WHAT THIS TASK INVOLVES >> For the material that follows, list every line containing the word "text".

DATASET EXCERPTS >>
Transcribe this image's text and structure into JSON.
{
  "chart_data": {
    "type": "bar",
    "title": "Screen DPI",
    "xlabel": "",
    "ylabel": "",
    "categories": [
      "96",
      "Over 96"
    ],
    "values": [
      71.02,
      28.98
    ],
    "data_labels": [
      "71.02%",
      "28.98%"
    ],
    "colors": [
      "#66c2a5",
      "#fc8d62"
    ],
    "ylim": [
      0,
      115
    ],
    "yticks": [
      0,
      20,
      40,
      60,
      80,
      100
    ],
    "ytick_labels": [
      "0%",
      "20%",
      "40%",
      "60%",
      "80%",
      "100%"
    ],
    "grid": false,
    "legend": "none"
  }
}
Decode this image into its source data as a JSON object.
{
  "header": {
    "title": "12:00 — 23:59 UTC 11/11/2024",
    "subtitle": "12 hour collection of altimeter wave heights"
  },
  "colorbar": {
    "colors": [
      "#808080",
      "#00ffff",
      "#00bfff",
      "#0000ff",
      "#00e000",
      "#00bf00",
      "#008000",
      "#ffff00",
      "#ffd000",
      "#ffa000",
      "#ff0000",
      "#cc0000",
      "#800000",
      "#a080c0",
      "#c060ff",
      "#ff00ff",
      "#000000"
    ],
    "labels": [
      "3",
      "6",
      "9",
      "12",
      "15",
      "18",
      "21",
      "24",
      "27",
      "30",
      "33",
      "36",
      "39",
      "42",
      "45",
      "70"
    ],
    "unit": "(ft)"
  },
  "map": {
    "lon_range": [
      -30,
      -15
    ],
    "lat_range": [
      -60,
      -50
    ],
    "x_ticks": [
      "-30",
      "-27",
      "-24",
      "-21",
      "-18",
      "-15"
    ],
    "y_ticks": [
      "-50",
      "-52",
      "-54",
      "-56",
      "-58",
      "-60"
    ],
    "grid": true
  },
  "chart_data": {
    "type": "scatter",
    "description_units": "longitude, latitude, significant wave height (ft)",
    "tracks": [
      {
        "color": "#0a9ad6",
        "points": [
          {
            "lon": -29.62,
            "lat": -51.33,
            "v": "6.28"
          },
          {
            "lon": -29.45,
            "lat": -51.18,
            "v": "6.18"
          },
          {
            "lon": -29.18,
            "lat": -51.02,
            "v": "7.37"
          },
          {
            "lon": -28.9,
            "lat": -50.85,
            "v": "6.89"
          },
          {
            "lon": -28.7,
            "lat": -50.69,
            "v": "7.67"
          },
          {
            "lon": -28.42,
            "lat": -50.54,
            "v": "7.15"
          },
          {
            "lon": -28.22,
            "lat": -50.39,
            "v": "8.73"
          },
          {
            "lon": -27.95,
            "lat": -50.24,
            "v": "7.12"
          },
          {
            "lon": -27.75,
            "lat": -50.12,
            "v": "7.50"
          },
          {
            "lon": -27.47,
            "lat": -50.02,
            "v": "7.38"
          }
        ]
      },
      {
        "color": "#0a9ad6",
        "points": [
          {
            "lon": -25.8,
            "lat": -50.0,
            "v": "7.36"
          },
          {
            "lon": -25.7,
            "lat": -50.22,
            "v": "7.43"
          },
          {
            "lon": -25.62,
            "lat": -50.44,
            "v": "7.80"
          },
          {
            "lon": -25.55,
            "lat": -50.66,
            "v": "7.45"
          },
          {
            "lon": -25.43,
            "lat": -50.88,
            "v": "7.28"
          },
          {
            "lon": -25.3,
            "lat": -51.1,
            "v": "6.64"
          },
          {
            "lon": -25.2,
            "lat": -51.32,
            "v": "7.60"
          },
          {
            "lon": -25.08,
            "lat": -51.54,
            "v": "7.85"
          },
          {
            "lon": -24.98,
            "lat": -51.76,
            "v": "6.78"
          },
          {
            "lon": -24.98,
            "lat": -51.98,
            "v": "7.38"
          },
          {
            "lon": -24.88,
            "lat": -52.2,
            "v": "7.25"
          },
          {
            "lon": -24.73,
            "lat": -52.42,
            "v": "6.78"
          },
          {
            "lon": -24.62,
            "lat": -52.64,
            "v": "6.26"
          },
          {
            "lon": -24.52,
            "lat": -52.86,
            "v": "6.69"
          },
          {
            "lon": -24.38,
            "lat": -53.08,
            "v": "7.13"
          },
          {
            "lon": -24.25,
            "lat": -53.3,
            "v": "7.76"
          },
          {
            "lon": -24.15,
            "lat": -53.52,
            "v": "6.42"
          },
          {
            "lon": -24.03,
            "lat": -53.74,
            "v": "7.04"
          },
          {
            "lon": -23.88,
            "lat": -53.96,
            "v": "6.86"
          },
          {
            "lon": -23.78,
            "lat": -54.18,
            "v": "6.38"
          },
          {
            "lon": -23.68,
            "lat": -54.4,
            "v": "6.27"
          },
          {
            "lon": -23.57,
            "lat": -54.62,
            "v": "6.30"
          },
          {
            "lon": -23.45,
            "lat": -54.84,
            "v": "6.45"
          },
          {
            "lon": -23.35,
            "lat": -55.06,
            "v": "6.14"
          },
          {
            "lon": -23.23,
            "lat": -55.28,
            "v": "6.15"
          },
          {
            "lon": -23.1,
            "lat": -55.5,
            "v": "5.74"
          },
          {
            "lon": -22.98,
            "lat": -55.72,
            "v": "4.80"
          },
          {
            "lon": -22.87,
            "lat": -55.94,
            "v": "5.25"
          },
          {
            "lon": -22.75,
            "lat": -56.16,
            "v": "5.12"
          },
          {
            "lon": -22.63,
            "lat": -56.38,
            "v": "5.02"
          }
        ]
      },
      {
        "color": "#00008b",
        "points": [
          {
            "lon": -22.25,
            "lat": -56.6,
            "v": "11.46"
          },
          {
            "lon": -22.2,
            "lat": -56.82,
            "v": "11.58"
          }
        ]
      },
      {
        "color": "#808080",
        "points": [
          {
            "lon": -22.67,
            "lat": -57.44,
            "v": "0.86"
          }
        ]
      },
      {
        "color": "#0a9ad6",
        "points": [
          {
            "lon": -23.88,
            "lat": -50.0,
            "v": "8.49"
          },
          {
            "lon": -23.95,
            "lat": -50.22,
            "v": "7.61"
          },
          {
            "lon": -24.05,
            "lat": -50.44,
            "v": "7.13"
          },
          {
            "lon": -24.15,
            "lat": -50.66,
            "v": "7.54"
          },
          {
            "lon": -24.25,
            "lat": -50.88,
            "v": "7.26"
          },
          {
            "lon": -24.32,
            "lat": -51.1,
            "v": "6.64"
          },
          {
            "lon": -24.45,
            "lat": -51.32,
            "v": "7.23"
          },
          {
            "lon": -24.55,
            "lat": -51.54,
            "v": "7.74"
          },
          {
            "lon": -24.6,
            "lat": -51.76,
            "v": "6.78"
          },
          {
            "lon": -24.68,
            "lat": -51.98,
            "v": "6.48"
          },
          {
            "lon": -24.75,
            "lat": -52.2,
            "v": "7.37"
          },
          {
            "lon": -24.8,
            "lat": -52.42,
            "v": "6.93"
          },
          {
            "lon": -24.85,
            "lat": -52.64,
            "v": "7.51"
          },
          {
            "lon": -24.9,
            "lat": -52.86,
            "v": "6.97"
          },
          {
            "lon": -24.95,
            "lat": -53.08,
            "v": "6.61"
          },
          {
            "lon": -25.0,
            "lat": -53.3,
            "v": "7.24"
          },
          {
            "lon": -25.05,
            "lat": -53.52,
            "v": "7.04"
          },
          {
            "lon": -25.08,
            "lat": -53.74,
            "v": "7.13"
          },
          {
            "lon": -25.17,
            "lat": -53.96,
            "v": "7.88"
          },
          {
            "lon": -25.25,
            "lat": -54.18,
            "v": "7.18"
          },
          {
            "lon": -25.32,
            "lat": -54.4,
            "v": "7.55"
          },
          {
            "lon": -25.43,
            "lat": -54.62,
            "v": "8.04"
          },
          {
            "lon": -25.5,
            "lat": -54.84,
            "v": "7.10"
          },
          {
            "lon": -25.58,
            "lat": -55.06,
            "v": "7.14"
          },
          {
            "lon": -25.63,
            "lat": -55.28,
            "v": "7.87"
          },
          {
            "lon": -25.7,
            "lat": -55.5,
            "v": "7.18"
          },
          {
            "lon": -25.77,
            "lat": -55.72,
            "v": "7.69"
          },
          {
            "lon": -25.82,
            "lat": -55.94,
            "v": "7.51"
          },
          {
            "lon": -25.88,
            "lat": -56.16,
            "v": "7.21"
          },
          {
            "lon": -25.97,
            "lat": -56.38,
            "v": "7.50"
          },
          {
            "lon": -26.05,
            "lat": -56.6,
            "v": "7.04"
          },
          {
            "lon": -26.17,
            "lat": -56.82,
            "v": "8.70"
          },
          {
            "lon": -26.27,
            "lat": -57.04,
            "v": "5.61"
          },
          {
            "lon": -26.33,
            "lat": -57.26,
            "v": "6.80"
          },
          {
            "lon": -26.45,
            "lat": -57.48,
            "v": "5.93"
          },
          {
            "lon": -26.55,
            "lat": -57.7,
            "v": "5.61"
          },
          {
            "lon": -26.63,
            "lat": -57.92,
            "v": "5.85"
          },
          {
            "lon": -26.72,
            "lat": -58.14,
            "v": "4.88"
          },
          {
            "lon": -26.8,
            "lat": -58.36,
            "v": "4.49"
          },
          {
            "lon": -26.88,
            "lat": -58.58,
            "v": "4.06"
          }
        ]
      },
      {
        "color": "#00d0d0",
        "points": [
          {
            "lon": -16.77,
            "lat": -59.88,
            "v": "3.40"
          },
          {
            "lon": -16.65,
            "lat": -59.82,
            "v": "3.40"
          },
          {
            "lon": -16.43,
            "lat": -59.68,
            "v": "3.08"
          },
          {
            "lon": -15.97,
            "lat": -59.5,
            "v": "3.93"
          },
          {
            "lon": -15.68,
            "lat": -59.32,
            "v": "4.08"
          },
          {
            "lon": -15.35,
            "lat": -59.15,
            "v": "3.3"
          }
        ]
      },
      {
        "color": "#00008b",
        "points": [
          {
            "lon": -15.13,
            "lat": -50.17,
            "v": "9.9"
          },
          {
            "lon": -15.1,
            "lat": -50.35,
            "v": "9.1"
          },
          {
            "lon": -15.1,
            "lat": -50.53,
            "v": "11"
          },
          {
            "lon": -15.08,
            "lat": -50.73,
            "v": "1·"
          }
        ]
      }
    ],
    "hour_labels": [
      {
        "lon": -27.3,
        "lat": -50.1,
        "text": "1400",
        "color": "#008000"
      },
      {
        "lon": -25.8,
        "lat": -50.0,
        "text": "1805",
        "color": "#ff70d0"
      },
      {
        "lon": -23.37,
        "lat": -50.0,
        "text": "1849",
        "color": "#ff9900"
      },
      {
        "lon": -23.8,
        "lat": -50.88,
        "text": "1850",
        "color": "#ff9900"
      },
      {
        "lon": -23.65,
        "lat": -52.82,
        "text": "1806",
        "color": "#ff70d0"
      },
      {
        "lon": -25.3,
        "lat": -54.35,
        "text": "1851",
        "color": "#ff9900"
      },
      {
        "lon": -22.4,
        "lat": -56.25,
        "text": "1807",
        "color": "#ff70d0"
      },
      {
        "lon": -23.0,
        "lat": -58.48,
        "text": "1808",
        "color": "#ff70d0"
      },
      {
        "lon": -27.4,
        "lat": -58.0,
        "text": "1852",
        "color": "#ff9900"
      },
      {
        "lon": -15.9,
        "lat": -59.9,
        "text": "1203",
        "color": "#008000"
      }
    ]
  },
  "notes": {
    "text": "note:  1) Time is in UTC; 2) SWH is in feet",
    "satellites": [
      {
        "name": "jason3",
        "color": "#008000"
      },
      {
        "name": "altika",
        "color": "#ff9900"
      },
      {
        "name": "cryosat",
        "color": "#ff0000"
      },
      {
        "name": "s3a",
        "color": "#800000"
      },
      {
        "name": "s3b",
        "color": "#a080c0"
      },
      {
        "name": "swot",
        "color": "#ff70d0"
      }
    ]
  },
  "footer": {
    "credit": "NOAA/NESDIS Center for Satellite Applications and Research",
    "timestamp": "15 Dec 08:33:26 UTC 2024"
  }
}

OUTPUT OF THE EXERCISE >>
Transcribe this image's text and structure into JSON.
        "text": "1400",
        "text": "1805",
        "text": "1849",
        "text": "1850",
        "text": "1806",
        "text": "1851",
        "text": "1807",
        "text": "1808",
        "text": "1852",
        "text": "1203",
    "text": "note:  1) Time is in UTC; 2) SWH is in feet",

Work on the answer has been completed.